▶ Stored data entries
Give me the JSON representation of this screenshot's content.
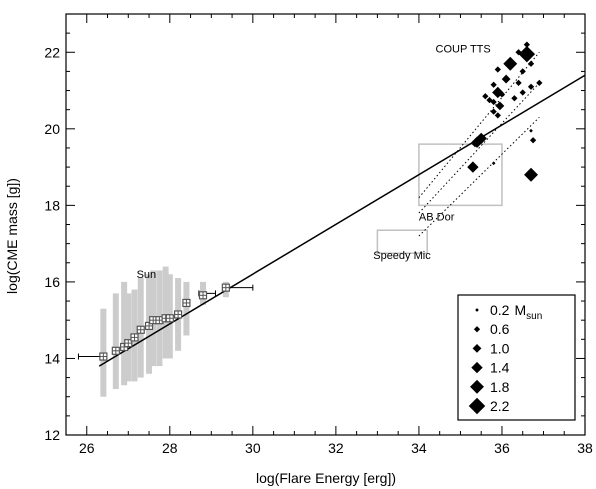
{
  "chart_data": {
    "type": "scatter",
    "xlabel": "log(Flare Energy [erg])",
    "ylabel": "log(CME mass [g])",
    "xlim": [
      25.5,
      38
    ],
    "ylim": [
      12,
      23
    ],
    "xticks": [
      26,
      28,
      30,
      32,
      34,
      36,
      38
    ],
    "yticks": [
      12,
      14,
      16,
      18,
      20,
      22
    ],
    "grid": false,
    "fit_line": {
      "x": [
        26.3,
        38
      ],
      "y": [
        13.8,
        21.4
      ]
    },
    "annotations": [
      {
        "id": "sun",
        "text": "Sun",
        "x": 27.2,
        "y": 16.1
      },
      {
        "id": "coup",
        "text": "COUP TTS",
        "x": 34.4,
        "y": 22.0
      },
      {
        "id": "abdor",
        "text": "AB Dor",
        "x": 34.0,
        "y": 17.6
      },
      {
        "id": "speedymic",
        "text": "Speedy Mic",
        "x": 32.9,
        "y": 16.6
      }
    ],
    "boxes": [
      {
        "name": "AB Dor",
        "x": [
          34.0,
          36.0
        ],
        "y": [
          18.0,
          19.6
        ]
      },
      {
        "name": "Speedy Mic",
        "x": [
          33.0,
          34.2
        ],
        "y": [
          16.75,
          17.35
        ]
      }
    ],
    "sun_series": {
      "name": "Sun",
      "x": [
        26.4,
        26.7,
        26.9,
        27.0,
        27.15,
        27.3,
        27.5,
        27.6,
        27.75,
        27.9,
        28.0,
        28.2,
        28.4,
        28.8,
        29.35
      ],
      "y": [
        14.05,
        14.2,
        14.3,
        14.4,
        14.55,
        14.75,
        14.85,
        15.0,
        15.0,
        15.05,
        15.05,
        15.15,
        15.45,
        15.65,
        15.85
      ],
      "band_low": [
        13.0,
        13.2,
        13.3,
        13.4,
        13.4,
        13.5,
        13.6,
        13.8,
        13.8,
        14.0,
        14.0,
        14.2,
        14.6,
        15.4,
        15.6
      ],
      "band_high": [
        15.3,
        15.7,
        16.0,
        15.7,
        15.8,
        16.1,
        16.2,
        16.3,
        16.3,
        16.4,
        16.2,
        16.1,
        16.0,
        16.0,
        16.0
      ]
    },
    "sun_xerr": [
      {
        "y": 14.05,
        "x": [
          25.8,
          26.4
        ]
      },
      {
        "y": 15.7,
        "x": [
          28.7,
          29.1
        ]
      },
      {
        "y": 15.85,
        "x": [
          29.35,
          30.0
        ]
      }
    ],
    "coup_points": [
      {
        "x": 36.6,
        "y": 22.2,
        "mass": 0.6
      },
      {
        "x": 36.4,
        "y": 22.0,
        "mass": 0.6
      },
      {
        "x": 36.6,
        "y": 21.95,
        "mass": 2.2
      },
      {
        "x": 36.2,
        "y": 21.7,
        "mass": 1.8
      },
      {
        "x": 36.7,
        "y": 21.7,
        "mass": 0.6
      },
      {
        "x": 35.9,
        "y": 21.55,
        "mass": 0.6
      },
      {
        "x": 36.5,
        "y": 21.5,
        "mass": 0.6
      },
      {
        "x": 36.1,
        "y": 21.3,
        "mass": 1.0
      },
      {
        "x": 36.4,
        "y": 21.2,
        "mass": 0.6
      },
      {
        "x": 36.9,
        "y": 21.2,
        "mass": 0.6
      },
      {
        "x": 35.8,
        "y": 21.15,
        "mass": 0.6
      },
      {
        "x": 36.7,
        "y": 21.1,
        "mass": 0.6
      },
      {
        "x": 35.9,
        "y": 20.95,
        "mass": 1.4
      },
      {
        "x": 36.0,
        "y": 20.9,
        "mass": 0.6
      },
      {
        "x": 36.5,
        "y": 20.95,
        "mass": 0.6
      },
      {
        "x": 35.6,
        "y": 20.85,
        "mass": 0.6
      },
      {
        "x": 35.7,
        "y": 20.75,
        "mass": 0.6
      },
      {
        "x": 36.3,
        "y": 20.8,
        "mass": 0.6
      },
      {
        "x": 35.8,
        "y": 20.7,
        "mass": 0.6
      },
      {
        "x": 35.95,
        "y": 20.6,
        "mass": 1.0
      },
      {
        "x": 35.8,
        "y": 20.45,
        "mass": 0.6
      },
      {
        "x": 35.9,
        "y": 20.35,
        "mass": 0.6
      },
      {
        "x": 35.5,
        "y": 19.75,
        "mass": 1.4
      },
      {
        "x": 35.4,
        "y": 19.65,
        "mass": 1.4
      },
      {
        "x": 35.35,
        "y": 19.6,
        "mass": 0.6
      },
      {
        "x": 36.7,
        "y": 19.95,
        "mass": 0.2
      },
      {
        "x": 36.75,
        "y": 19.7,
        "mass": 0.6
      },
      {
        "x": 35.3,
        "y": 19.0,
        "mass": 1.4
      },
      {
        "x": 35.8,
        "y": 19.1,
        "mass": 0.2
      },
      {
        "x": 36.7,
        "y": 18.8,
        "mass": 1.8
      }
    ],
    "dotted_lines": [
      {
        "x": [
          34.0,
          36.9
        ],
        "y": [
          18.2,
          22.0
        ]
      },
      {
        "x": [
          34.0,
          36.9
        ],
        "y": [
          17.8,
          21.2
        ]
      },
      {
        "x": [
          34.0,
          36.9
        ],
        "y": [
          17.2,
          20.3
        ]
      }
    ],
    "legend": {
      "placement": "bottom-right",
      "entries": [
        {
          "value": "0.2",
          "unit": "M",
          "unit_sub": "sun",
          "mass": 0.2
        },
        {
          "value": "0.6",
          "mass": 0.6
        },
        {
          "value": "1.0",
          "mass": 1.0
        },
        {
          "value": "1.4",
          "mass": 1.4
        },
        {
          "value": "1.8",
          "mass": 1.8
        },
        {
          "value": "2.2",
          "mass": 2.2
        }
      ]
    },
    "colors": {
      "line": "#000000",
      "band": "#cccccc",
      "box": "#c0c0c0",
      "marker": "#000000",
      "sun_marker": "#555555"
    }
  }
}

▶ What this task involves
Copy each line exactly, and leave the pictures out of your copy.

▶ Final result
Give me the JSON representation of this screenshot's content.
{
  "chart_data": {
    "type": "scatter",
    "xlabel": "log(Flare Energy [erg])",
    "ylabel": "log(CME mass [g])",
    "xlim": [
      25.5,
      38
    ],
    "ylim": [
      12,
      23
    ],
    "xticks": [
      26,
      28,
      30,
      32,
      34,
      36,
      38
    ],
    "yticks": [
      12,
      14,
      16,
      18,
      20,
      22
    ],
    "grid": false,
    "fit_line": {
      "x": [
        26.3,
        38
      ],
      "y": [
        13.8,
        21.4
      ]
    },
    "annotations": [
      {
        "id": "sun",
        "text": "Sun",
        "x": 27.2,
        "y": 16.1
      },
      {
        "id": "coup",
        "text": "COUP TTS",
        "x": 34.4,
        "y": 22.0
      },
      {
        "id": "abdor",
        "text": "AB Dor",
        "x": 34.0,
        "y": 17.6
      },
      {
        "id": "speedymic",
        "text": "Speedy Mic",
        "x": 32.9,
        "y": 16.6
      }
    ],
    "boxes": [
      {
        "name": "AB Dor",
        "x": [
          34.0,
          36.0
        ],
        "y": [
          18.0,
          19.6
        ]
      },
      {
        "name": "Speedy Mic",
        "x": [
          33.0,
          34.2
        ],
        "y": [
          16.75,
          17.35
        ]
      }
    ],
    "sun_series": {
      "name": "Sun",
      "x": [
        26.4,
        26.7,
        26.9,
        27.0,
        27.15,
        27.3,
        27.5,
        27.6,
        27.75,
        27.9,
        28.0,
        28.2,
        28.4,
        28.8,
        29.35
      ],
      "y": [
        14.05,
        14.2,
        14.3,
        14.4,
        14.55,
        14.75,
        14.85,
        15.0,
        15.0,
        15.05,
        15.05,
        15.15,
        15.45,
        15.65,
        15.85
      ],
      "band_low": [
        13.0,
        13.2,
        13.3,
        13.4,
        13.4,
        13.5,
        13.6,
        13.8,
        13.8,
        14.0,
        14.0,
        14.2,
        14.6,
        15.4,
        15.6
      ],
      "band_high": [
        15.3,
        15.7,
        16.0,
        15.7,
        15.8,
        16.1,
        16.2,
        16.3,
        16.3,
        16.4,
        16.2,
        16.1,
        16.0,
        16.0,
        16.0
      ]
    },
    "sun_xerr": [
      {
        "y": 14.05,
        "x": [
          25.8,
          26.4
        ]
      },
      {
        "y": 15.7,
        "x": [
          28.7,
          29.1
        ]
      },
      {
        "y": 15.85,
        "x": [
          29.35,
          30.0
        ]
      }
    ],
    "coup_points": [
      {
        "x": 36.6,
        "y": 22.2,
        "mass": 0.6
      },
      {
        "x": 36.4,
        "y": 22.0,
        "mass": 0.6
      },
      {
        "x": 36.6,
        "y": 21.95,
        "mass": 2.2
      },
      {
        "x": 36.2,
        "y": 21.7,
        "mass": 1.8
      },
      {
        "x": 36.7,
        "y": 21.7,
        "mass": 0.6
      },
      {
        "x": 35.9,
        "y": 21.55,
        "mass": 0.6
      },
      {
        "x": 36.5,
        "y": 21.5,
        "mass": 0.6
      },
      {
        "x": 36.1,
        "y": 21.3,
        "mass": 1.0
      },
      {
        "x": 36.4,
        "y": 21.2,
        "mass": 0.6
      },
      {
        "x": 36.9,
        "y": 21.2,
        "mass": 0.6
      },
      {
        "x": 35.8,
        "y": 21.15,
        "mass": 0.6
      },
      {
        "x": 36.7,
        "y": 21.1,
        "mass": 0.6
      },
      {
        "x": 35.9,
        "y": 20.95,
        "mass": 1.4
      },
      {
        "x": 36.0,
        "y": 20.9,
        "mass": 0.6
      },
      {
        "x": 36.5,
        "y": 20.95,
        "mass": 0.6
      },
      {
        "x": 35.6,
        "y": 20.85,
        "mass": 0.6
      },
      {
        "x": 35.7,
        "y": 20.75,
        "mass": 0.6
      },
      {
        "x": 36.3,
        "y": 20.8,
        "mass": 0.6
      },
      {
        "x": 35.8,
        "y": 20.7,
        "mass": 0.6
      },
      {
        "x": 35.95,
        "y": 20.6,
        "mass": 1.0
      },
      {
        "x": 35.8,
        "y": 20.45,
        "mass": 0.6
      },
      {
        "x": 35.9,
        "y": 20.35,
        "mass": 0.6
      },
      {
        "x": 35.5,
        "y": 19.75,
        "mass": 1.4
      },
      {
        "x": 35.4,
        "y": 19.65,
        "mass": 1.4
      },
      {
        "x": 35.35,
        "y": 19.6,
        "mass": 0.6
      },
      {
        "x": 36.7,
        "y": 19.95,
        "mass": 0.2
      },
      {
        "x": 36.75,
        "y": 19.7,
        "mass": 0.6
      },
      {
        "x": 35.3,
        "y": 19.0,
        "mass": 1.4
      },
      {
        "x": 35.8,
        "y": 19.1,
        "mass": 0.2
      },
      {
        "x": 36.7,
        "y": 18.8,
        "mass": 1.8
      }
    ],
    "dotted_lines": [
      {
        "x": [
          34.0,
          36.9
        ],
        "y": [
          18.2,
          22.0
        ]
      },
      {
        "x": [
          34.0,
          36.9
        ],
        "y": [
          17.8,
          21.2
        ]
      },
      {
        "x": [
          34.0,
          36.9
        ],
        "y": [
          17.2,
          20.3
        ]
      }
    ],
    "legend": {
      "placement": "bottom-right",
      "entries": [
        {
          "value": "0.2",
          "unit": "M",
          "unit_sub": "sun",
          "mass": 0.2
        },
        {
          "value": "0.6",
          "mass": 0.6
        },
        {
          "value": "1.0",
          "mass": 1.0
        },
        {
          "value": "1.4",
          "mass": 1.4
        },
        {
          "value": "1.8",
          "mass": 1.8
        },
        {
          "value": "2.2",
          "mass": 2.2
        }
      ]
    },
    "colors": {
      "line": "#000000",
      "band": "#cccccc",
      "box": "#c0c0c0",
      "marker": "#000000",
      "sun_marker": "#555555"
    }
  }
}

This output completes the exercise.